### Written problem 1
Using the article on the Illinois marijuana proposal, decide whether each statement agrees with it, and answer yes or no with the deciding words quoted exactly. (a) Zalewski is a Democrat from Riverside. (b) The proposal would carry a $500 fine on first offense. (c) Zalewski once worked as a prosecutor.

### Selected passage
════
SPRINGFIELD, Ill. (AP) - Low-level marijuana possession should be decriminalized and punished with traffic ticket-like fines as part of a criminal justice “realignment” to reduce Illinois’ crowded prison system, a lawmaker from suburban Chicago said Wednesday.
Rep. Michael Zalewski, a Democrat from Riverside, told the House Judiciary Committee that legislation he plans to offer also would lessen the penalty for small amounts of heroin and cocaine possession to relieve packed prisons but also to unburden law enforcement labs from conducting drug testing for crimes that eventually might be dismissed.
The marijuana proposal, which a proponent suggested would carry a $250 fine on first offense, is among a series of sentence-lightening bills pushed by Zalewski, a former prosecutor. He reversed course after he was rebuffed last fall on an initiative to get tougher on people with illegal weapons. Critics said it would further strain the prisons.
“To make sure we’re not overburdening the system, it’s going to take these types of bills to do that,” Zalewski told the committee. “If it shocks your conscience, and you’re saying to yourself, ’Wow, this is really what it would take?’ … Yeah, it would. … It’s going to take sort of a radical approach and it’s going to take some difficult votes by members of the General Assembly.”
════
### Written problem 2
In the listing, switch "test" to "sample" and change nothing else, starting with the first line of the listing and going on through the line with "page: / SQL". Return only those lines.

### Material supplied
════
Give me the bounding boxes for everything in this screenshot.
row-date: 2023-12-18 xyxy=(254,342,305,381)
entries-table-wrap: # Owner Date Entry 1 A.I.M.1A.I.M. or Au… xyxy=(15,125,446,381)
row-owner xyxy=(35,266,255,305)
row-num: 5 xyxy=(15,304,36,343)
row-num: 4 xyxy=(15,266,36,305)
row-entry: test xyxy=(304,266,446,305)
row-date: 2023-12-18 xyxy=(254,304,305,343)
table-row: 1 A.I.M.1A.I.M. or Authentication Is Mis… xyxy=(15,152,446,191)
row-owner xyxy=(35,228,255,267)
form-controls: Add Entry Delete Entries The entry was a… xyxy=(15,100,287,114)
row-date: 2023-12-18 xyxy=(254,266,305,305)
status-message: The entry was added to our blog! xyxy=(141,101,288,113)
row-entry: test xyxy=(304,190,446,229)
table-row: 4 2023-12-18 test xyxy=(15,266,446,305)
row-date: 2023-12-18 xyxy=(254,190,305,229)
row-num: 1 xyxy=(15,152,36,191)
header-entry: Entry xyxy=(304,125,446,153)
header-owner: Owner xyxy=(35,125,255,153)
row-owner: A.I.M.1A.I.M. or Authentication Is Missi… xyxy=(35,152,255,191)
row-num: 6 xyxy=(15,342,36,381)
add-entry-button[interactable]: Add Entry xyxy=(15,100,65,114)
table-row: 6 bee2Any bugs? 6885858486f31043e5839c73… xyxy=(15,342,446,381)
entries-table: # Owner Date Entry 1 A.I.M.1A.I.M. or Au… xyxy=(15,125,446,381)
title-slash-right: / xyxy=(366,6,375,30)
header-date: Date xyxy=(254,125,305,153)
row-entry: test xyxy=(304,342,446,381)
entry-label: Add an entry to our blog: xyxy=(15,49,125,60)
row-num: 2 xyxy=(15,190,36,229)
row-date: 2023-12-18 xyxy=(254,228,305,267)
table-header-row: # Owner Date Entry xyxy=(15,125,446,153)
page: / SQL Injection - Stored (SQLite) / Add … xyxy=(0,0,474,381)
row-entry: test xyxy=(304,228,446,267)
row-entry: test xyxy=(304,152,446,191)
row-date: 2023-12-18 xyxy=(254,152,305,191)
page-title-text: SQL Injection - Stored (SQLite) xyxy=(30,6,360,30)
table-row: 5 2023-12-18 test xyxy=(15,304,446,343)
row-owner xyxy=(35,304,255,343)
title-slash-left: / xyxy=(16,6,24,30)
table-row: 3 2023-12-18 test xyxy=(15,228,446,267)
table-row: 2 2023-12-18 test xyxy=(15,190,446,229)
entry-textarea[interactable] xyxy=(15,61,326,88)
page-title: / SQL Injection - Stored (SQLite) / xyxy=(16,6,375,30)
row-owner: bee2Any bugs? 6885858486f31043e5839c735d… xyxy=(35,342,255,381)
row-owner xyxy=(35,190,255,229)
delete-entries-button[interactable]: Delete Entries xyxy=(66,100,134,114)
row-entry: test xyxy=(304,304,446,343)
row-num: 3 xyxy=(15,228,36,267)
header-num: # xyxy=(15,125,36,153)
════
### Worked answer 1
(a) Yes: "Rep. Michael Zalewski, a Democrat from Riverside"
(b) No: "would carry a $250 fine on first offense"
(c) Yes: "Zalewski, a former prosecutor"

### Worked answer 2
Give me the bounding boxes for everything in this screenshot.
row-date: 2023-12-18 xyxy=(254,342,305,381)
entries-table-wrap: # Owner Date Entry 1 A.I.M.1A.I.M. or Au… xyxy=(15,125,446,381)
row-owner xyxy=(35,266,255,305)
row-num: 5 xyxy=(15,304,36,343)
row-num: 4 xyxy=(15,266,36,305)
row-entry: sample xyxy=(304,266,446,305)
row-date: 2023-12-18 xyxy=(254,304,305,343)
table-row: 1 A.I.M.1A.I.M. or Authentication Is Mis… xyxy=(15,152,446,191)
row-owner xyxy=(35,228,255,267)
form-controls: Add Entry Delete Entries The entry was a… xyxy=(15,100,287,114)
row-date: 2023-12-18 xyxy=(254,266,305,305)
status-message: The entry was added to our blog! xyxy=(141,101,288,113)
row-entry: sample xyxy=(304,190,446,229)
table-row: 4 2023-12-18 sample xyxy=(15,266,446,305)
row-date: 2023-12-18 xyxy=(254,190,305,229)
row-num: 1 xyxy=(15,152,36,191)
header-entry: Entry xyxy=(304,125,446,153)
header-owner: Owner xyxy=(35,125,255,153)
row-owner: A.I.M.1A.I.M. or Authentication Is Missi… xyxy=(35,152,255,191)
row-num: 6 xyxy=(15,342,36,381)
add-entry-button[interactable]: Add Entry xyxy=(15,100,65,114)
table-row: 6 bee2Any bugs? 6885858486f31043e5839c73… xyxy=(15,342,446,381)
entries-table: # Owner Date Entry 1 A.I.M.1A.I.M. or Au… xyxy=(15,125,446,381)
title-slash-right: / xyxy=(366,6,375,30)
header-date: Date xyxy=(254,125,305,153)
row-entry: sample xyxy=(304,342,446,381)
entry-label: Add an entry to our blog: xyxy=(15,49,125,60)
row-num: 2 xyxy=(15,190,36,229)
row-date: 2023-12-18 xyxy=(254,228,305,267)
table-header-row: # Owner Date Entry xyxy=(15,125,446,153)
page: / SQL Injection - Stored (SQLite) / Add … xyxy=(0,0,474,381)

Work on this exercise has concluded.